### Raw records ###
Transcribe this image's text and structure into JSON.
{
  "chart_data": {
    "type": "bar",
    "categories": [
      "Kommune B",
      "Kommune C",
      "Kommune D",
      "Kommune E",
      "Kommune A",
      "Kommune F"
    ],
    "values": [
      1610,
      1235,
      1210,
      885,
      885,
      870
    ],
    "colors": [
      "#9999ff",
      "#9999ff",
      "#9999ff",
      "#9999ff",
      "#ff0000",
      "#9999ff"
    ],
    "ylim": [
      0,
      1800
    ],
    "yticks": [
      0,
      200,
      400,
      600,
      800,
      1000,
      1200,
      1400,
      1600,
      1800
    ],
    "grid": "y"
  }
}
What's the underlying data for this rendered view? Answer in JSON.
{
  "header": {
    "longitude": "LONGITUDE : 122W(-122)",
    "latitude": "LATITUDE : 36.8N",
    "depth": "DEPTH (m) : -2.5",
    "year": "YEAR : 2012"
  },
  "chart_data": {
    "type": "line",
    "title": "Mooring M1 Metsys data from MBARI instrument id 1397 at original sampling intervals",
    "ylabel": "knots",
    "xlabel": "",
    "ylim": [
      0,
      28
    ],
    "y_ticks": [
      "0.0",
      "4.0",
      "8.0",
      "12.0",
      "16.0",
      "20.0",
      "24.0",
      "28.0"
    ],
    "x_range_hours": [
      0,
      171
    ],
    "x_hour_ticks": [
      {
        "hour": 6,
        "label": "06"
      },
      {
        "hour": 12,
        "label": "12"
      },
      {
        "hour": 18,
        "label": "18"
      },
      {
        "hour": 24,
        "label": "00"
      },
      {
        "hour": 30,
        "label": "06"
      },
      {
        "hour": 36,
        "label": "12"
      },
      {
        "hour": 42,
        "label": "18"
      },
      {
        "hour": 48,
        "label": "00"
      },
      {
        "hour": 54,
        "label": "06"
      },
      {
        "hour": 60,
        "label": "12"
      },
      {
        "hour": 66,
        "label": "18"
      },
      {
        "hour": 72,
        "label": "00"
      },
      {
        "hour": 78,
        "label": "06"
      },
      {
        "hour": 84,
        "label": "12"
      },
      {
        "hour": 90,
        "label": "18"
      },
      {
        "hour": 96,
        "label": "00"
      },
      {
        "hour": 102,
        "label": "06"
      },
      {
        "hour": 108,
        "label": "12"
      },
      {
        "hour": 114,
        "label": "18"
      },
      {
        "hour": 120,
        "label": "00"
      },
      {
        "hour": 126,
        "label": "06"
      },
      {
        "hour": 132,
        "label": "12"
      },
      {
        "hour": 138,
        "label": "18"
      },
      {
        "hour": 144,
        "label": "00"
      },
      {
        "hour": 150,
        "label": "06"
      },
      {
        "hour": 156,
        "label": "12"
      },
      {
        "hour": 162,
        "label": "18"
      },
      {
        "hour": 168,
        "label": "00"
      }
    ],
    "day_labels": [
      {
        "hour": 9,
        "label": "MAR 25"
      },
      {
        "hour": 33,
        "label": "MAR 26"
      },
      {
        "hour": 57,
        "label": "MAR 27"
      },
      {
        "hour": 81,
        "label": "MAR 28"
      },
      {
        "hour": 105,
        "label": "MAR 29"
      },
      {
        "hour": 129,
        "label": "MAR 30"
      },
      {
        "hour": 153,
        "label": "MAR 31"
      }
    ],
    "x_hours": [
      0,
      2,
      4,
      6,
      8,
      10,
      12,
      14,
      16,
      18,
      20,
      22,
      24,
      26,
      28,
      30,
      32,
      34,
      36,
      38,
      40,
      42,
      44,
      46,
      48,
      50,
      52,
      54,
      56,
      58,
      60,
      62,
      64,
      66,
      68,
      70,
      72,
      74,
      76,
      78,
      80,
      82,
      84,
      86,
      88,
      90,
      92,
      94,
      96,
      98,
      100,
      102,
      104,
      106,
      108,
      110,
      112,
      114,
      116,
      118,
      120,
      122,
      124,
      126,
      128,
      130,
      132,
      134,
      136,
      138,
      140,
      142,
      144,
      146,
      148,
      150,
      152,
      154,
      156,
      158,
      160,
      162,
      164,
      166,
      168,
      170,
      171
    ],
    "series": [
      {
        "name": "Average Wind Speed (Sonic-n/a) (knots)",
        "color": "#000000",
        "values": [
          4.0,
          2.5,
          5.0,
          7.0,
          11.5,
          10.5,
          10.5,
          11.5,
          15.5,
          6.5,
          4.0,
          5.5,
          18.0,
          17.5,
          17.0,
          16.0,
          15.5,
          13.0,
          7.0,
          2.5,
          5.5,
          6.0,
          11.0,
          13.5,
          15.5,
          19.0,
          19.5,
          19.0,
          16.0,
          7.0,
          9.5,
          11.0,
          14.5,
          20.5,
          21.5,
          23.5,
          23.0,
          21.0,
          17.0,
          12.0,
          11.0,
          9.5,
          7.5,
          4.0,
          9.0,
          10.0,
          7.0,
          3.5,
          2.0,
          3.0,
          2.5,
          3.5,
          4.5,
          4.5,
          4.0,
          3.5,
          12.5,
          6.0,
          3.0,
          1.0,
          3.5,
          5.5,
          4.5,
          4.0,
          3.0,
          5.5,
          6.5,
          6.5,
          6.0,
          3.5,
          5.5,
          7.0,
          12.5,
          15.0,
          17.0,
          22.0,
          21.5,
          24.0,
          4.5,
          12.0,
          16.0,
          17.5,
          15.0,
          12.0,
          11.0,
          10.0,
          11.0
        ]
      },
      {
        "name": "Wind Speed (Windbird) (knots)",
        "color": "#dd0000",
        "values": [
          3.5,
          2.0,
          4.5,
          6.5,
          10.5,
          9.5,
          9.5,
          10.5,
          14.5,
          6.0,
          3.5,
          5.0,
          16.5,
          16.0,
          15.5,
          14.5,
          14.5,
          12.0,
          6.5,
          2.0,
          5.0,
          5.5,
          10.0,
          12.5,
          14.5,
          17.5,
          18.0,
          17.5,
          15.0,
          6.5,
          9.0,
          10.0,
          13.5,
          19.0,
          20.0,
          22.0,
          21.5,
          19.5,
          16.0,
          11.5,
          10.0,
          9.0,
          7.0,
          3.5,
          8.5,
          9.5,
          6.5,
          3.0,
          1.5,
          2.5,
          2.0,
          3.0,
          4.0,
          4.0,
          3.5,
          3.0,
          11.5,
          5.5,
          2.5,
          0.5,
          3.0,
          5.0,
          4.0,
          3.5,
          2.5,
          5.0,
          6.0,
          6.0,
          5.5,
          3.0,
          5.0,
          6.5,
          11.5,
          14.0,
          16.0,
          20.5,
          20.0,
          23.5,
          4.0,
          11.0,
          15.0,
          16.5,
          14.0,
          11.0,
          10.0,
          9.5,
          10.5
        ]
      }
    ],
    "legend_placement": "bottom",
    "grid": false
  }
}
###
What you have to do: Write the material out exactly, with nothing left out.

Full output:
Transcribe this image's text and structure into JSON.
{
  "chart_data": {
    "type": "bar",
    "categories": [
      "Kommune B",
      "Kommune C",
      "Kommune D",
      "Kommune E",
      "Kommune A",
      "Kommune F"
    ],
    "values": [
      1610,
      1235,
      1210,
      885,
      885,
      870
    ],
    "colors": [
      "#9999ff",
      "#9999ff",
      "#9999ff",
      "#9999ff",
      "#ff0000",
      "#9999ff"
    ],
    "ylim": [
      0,
      1800
    ],
    "yticks": [
      0,
      200,
      400,
      600,
      800,
      1000,
      1200,
      1400,
      1600,
      1800
    ],
    "grid": "y"
  }
}
What's the underlying data for this rendered view? Answer in JSON.
{
  "header": {
    "longitude": "LONGITUDE : 122W(-122)",
    "latitude": "LATITUDE : 36.8N",
    "depth": "DEPTH (m) : -2.5",
    "year": "YEAR : 2012"
  },
  "chart_data": {
    "type": "line",
    "title": "Mooring M1 Metsys data from MBARI instrument id 1397 at original sampling intervals",
    "ylabel": "knots",
    "xlabel": "",
    "ylim": [
      0,
      28
    ],
    "y_ticks": [
      "0.0",
      "4.0",
      "8.0",
      "12.0",
      "16.0",
      "20.0",
      "24.0",
      "28.0"
    ],
    "x_range_hours": [
      0,
      171
    ],
    "x_hour_ticks": [
      {
        "hour": 6,
        "label": "06"
      },
      {
        "hour": 12,
        "label": "12"
      },
      {
        "hour": 18,
        "label": "18"
      },
      {
        "hour": 24,
        "label": "00"
      },
      {
        "hour": 30,
        "label": "06"
      },
      {
        "hour": 36,
        "label": "12"
      },
      {
        "hour": 42,
        "label": "18"
      },
      {
        "hour": 48,
        "label": "00"
      },
      {
        "hour": 54,
        "label": "06"
      },
      {
        "hour": 60,
        "label": "12"
      },
      {
        "hour": 66,
        "label": "18"
      },
      {
        "hour": 72,
        "label": "00"
      },
      {
        "hour": 78,
        "label": "06"
      },
      {
        "hour": 84,
        "label": "12"
      },
      {
        "hour": 90,
        "label": "18"
      },
      {
        "hour": 96,
        "label": "00"
      },
      {
        "hour": 102,
        "label": "06"
      },
      {
        "hour": 108,
        "label": "12"
      },
      {
        "hour": 114,
        "label": "18"
      },
      {
        "hour": 120,
        "label": "00"
      },
      {
        "hour": 126,
        "label": "06"
      },
      {
        "hour": 132,
        "label": "12"
      },
      {
        "hour": 138,
        "label": "18"
      },
      {
        "hour": 144,
        "label": "00"
      },
      {
        "hour": 150,
        "label": "06"
      },
      {
        "hour": 156,
        "label": "12"
      },
      {
        "hour": 162,
        "label": "18"
      },
      {
        "hour": 168,
        "label": "00"
      }
    ],
    "day_labels": [
      {
        "hour": 9,
        "label": "MAR 25"
      },
      {
        "hour": 33,
        "label": "MAR 26"
      },
      {
        "hour": 57,
        "label": "MAR 27"
      },
      {
        "hour": 81,
        "label": "MAR 28"
      },
      {
        "hour": 105,
        "label": "MAR 29"
      },
      {
        "hour": 129,
        "label": "MAR 30"
      },
      {
        "hour": 153,
        "label": "MAR 31"
      }
    ],
    "x_hours": [
      0,
      2,
      4,
      6,
      8,
      10,
      12,
      14,
      16,
      18,
      20,
      22,
      24,
      26,
      28,
      30,
      32,
      34,
      36,
      38,
      40,
      42,
      44,
      46,
      48,
      50,
      52,
      54,
      56,
      58,
      60,
      62,
      64,
      66,
      68,
      70,
      72,
      74,
      76,
      78,
      80,
      82,
      84,
      86,
      88,
      90,
      92,
      94,
      96,
      98,
      100,
      102,
      104,
      106,
      108,
      110,
      112,
      114,
      116,
      118,
      120,
      122,
      124,
      126,
      128,
      130,
      132,
      134,
      136,
      138,
      140,
      142,
      144,
      146,
      148,
      150,
      152,
      154,
      156,
      158,
      160,
      162,
      164,
      166,
      168,
      170,
      171
    ],
    "series": [
      {
        "name": "Average Wind Speed (Sonic-n/a) (knots)",
        "color": "#000000",
        "values": [
          4.0,
          2.5,
          5.0,
          7.0,
          11.5,
          10.5,
          10.5,
          11.5,
          15.5,
          6.5,
          4.0,
          5.5,
          18.0,
          17.5,
          17.0,
          16.0,
          15.5,
          13.0,
          7.0,
          2.5,
          5.5,
          6.0,
          11.0,
          13.5,
          15.5,
          19.0,
          19.5,
          19.0,
          16.0,
          7.0,
          9.5,
          11.0,
          14.5,
          20.5,
          21.5,
          23.5,
          23.0,
          21.0,
          17.0,
          12.0,
          11.0,
          9.5,
          7.5,
          4.0,
          9.0,
          10.0,
          7.0,
          3.5,
          2.0,
          3.0,
          2.5,
          3.5,
          4.5,
          4.5,
          4.0,
          3.5,
          12.5,
          6.0,
          3.0,
          1.0,
          3.5,
          5.5,
          4.5,
          4.0,
          3.0,
          5.5,
          6.5,
          6.5,
          6.0,
          3.5,
          5.5,
          7.0,
          12.5,
          15.0,
          17.0,
          22.0,
          21.5,
          24.0,
          4.5,
          12.0,
          16.0,
          17.5,
          15.0,
          12.0,
          11.0,
          10.0,
          11.0
        ]
      },
      {
        "name": "Wind Speed (Windbird) (knots)",
        "color": "#dd0000",
        "values": [
          3.5,
          2.0,
          4.5,
          6.5,
          10.5,
          9.5,
          9.5,
          10.5,
          14.5,
          6.0,
          3.5,
          5.0,
          16.5,
          16.0,
          15.5,
          14.5,
          14.5,
          12.0,
          6.5,
          2.0,
          5.0,
          5.5,
          10.0,
          12.5,
          14.5,
          17.5,
          18.0,
          17.5,
          15.0,
          6.5,
          9.0,
          10.0,
          13.5,
          19.0,
          20.0,
          22.0,
          21.5,
          19.5,
          16.0,
          11.5,
          10.0,
          9.0,
          7.0,
          3.5,
          8.5,
          9.5,
          6.5,
          3.0,
          1.5,
          2.5,
          2.0,
          3.0,
          4.0,
          4.0,
          3.5,
          3.0,
          11.5,
          5.5,
          2.5,
          0.5,
          3.0,
          5.0,
          4.0,
          3.5,
          2.5,
          5.0,
          6.0,
          6.0,
          5.5,
          3.0,
          5.0,
          6.5,
          11.5,
          14.0,
          16.0,
          20.5,
          20.0,
          23.5,
          4.0,
          11.0,
          15.0,
          16.5,
          14.0,
          11.0,
          10.0,
          9.5,
          10.5
        ]
      }
    ],
    "legend_placement": "bottom",
    "grid": false
  }
}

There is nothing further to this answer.